Фрагмент текста
· · · · ·
Я заболела. У меня появилась нервная экзема, как говорили врачи, возникающая обычно «после переживаний». Болезнь развивалась бурно, я ходила с перевязанными руками, иногда экзема перекидывалась на ноги, и тогда я лежала в постели. На службе у меня был приятель, профессор биохимии, который давал мне возможность лечиться у лучших специалистов в научно-исследовательском институте, но мой отец лечил меня в Кремлевской больнице. А лечили меня там неверно: облучали какими-то боковыми лучами рентгена, и это вызывало не облегчение, а ухудшение. Я хотела прекратить эти процедуры, но мне назначили вместо этого повторный курс. К сожалению, в дело вмешались семейные отношения. Мой отец по многим причинам слепо доверял молодому врачу, лечившему меня в Кремлевской больнице, а тот, как это часто водится, ссылался за «заграницу»: мол, там теперь лечат только так. Мне неудобно было обращаться к другим врачам, так как моего отца все знали, а ходить в чужие поликлиники не под своей фамилией было противно; между тем болезнь обострялась. Мне посоветовали поехать в Ленинград и обратиться к тамошнему светилу — сыну знаменитого Павлова. В это время туда собрались Мандельштамы, и они взялись все узнать и записать меня к нему на прием. Я как раз окончательно слегла в эти дни, Надя была у меня и дала мне такое обещание. Я лежала в постели и считала дни и часы, ожидая их возвращения. Когда они вернулись и рассказывали мне о своей поездке, я наконец спросила о Павлове. «Какой Павлов?» — искренно изумилась Надя. Совершенно убитая, я напомнила ей об ее обещании, но она абсолютно о нем забыла. Однако она быстро нашлась и сослалась на то, что в Ленинграде им было ни до кого и ни до чего, потому что их охватил рецидив страсти, и все это время и днем и ночью они предавались в гостинице любовным утехам. Эта мотивировка была так же мало почтенна, как мало правдоподобна, но, так или иначе, Мандельштамы начисто забыли обо мне. Осипу это было простительно: он выступал в Ленинграде несколько раз, к нему ходили писатели, читали свои стихи, беседовали о поэзии, но Наде никакого оправдания не было и нет. В таких случаях я не обижалась, во всяком случае не выказывала обиды, а делала себе зарубку: не такие уж они мне друзья, как это казалось раньше.
· · · · ·
Цель задания
Определите, соответствуют ли три утверждения отрывку о болезни. На каждое ответьте «да» или «нет» и приведите решающие слова отрывка в точной цитате.
1. Рассказчицу лечили в Кремлевской больнице по решению отца.
2. Вернувшись из Ленинграда, Надя помнила о своем обещании насчет Павлова.
3. Облучение рентгеном принесло рассказчице облегчение.

Данные для понимания документов:
· · · · ·
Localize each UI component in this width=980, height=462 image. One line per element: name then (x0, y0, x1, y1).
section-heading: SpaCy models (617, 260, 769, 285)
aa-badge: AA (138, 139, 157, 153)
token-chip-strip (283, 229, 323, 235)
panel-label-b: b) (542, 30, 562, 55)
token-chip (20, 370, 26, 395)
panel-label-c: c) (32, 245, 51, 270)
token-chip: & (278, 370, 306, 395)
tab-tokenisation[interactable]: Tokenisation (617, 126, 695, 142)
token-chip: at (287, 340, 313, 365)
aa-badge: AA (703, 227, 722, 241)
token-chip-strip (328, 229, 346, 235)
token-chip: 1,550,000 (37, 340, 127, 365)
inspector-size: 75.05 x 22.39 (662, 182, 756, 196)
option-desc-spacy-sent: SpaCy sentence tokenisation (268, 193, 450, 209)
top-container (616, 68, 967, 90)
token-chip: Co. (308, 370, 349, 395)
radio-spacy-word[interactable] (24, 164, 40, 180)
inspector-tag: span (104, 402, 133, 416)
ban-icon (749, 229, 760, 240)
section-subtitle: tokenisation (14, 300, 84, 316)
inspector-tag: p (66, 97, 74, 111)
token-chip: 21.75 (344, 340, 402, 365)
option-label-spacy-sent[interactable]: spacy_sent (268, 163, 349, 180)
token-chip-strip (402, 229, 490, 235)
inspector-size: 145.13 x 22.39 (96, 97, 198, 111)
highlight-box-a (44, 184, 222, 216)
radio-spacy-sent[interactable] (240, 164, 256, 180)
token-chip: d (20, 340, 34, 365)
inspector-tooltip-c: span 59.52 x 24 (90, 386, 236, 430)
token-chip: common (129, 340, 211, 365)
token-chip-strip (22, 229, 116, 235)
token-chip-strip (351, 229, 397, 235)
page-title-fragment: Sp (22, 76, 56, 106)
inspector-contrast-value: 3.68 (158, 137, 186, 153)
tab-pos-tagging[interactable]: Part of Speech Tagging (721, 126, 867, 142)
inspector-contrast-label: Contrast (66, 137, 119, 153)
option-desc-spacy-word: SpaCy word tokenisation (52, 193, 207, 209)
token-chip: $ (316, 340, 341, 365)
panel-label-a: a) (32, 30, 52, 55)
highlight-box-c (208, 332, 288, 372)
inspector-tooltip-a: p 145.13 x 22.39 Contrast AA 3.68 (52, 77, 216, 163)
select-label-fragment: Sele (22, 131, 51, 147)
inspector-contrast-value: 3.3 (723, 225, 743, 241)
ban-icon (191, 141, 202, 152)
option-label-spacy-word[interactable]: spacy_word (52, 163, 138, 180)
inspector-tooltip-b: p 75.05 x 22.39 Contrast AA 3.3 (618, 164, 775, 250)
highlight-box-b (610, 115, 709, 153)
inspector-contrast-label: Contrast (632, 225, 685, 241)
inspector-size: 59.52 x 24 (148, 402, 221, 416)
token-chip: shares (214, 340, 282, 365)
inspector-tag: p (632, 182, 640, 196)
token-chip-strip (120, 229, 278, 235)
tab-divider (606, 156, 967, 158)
· · · · ·
Ответ к заданию
1. Да: «мой отец лечил меня в Кремлевской больнице».
2. Нет: «она абсолютно о нем забыла».
3. Нет: «это вызывало не облегчение, а ухудшение».